Exercise prompt -
Spot each line that carries the word "specifications"; copy those lines.
== Given information
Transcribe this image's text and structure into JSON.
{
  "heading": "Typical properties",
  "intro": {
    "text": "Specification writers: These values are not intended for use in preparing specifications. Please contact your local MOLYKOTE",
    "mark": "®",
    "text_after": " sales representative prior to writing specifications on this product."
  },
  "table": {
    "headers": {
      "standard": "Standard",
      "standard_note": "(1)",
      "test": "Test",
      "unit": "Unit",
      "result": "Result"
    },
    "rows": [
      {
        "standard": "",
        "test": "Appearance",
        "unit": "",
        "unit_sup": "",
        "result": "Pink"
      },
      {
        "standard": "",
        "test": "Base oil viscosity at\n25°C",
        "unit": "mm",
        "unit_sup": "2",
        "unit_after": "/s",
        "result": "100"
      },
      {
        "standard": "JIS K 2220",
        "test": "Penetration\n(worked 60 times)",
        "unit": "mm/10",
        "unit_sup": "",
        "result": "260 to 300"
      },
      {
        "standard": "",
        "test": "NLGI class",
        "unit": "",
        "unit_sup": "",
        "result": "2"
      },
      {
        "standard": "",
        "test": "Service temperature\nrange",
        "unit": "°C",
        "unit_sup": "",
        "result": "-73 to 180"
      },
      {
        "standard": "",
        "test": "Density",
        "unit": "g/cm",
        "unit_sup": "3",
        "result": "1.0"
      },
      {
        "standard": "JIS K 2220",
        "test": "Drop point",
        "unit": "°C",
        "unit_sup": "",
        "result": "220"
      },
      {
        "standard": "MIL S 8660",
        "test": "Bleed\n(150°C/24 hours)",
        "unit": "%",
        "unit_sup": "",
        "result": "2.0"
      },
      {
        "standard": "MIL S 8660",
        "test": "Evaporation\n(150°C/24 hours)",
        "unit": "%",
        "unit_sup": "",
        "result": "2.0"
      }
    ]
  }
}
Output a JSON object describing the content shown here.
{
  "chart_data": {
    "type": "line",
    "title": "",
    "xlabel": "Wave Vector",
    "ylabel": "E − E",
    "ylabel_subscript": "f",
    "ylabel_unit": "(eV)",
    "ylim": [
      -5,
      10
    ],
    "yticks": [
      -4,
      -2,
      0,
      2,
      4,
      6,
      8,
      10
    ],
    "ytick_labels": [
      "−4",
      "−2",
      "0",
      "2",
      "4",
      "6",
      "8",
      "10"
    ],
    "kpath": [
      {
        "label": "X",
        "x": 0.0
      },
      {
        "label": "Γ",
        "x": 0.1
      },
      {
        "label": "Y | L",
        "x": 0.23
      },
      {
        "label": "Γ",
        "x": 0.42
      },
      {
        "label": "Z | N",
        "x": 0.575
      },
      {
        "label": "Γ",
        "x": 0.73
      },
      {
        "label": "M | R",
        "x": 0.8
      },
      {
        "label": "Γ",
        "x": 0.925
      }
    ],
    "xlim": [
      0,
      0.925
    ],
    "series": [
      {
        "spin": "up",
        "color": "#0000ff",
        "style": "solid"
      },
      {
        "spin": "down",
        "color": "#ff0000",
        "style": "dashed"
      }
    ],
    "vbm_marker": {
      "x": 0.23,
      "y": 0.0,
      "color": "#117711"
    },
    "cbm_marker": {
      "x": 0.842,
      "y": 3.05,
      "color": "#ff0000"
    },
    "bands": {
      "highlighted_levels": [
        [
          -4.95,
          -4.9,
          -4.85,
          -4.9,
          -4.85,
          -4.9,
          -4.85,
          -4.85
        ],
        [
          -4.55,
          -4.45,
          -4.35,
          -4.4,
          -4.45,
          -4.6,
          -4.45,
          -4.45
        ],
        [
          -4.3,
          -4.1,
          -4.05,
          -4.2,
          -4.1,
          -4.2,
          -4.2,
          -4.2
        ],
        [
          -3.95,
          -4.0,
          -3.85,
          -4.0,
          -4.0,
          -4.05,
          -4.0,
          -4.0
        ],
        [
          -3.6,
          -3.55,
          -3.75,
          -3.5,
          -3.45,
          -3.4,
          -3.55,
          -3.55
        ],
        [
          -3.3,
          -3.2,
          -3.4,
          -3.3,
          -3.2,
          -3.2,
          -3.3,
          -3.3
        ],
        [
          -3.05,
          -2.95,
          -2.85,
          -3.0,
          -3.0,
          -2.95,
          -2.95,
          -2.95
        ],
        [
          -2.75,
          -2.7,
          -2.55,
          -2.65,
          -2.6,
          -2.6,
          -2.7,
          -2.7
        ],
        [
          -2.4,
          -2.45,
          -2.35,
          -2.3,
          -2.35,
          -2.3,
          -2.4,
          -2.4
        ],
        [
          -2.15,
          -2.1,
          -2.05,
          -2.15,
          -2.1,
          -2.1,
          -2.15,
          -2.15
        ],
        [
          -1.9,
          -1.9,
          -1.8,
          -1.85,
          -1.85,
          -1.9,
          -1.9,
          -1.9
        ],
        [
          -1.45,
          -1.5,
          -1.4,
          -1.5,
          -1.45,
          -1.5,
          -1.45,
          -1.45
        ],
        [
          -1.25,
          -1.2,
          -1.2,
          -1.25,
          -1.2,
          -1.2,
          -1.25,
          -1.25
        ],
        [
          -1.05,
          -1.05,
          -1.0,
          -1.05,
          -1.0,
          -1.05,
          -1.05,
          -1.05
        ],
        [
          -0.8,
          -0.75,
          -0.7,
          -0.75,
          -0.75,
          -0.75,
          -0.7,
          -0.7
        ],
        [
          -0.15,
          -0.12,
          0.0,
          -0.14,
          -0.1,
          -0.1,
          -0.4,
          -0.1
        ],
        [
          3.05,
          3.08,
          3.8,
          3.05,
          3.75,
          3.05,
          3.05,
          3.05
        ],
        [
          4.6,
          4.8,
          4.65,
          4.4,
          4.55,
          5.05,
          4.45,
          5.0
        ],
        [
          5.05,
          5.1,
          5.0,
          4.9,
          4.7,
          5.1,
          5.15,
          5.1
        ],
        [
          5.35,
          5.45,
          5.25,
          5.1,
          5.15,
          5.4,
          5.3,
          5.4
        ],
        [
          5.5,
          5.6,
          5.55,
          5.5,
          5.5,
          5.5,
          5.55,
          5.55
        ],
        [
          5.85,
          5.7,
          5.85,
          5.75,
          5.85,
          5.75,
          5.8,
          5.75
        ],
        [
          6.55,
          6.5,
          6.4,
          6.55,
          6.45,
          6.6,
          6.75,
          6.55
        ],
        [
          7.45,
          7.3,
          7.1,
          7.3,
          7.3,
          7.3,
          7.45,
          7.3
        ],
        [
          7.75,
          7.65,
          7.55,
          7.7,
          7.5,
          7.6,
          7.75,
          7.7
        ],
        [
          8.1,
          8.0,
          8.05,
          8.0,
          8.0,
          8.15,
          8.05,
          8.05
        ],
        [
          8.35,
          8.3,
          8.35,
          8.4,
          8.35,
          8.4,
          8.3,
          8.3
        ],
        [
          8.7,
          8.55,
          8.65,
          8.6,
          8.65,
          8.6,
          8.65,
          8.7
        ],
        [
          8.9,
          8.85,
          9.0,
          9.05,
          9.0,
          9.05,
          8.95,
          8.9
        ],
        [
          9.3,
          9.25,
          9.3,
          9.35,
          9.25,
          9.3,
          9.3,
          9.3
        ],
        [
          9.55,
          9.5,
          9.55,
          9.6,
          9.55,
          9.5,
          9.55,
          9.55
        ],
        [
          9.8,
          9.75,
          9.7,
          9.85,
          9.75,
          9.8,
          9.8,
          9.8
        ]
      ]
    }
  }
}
====
Output -
    "text": "Specification writers: These values are not intended for use in preparing specifications. Please contact your local MOLYKOTE",
    "text_after": " sales representative prior to writing specifications on this product."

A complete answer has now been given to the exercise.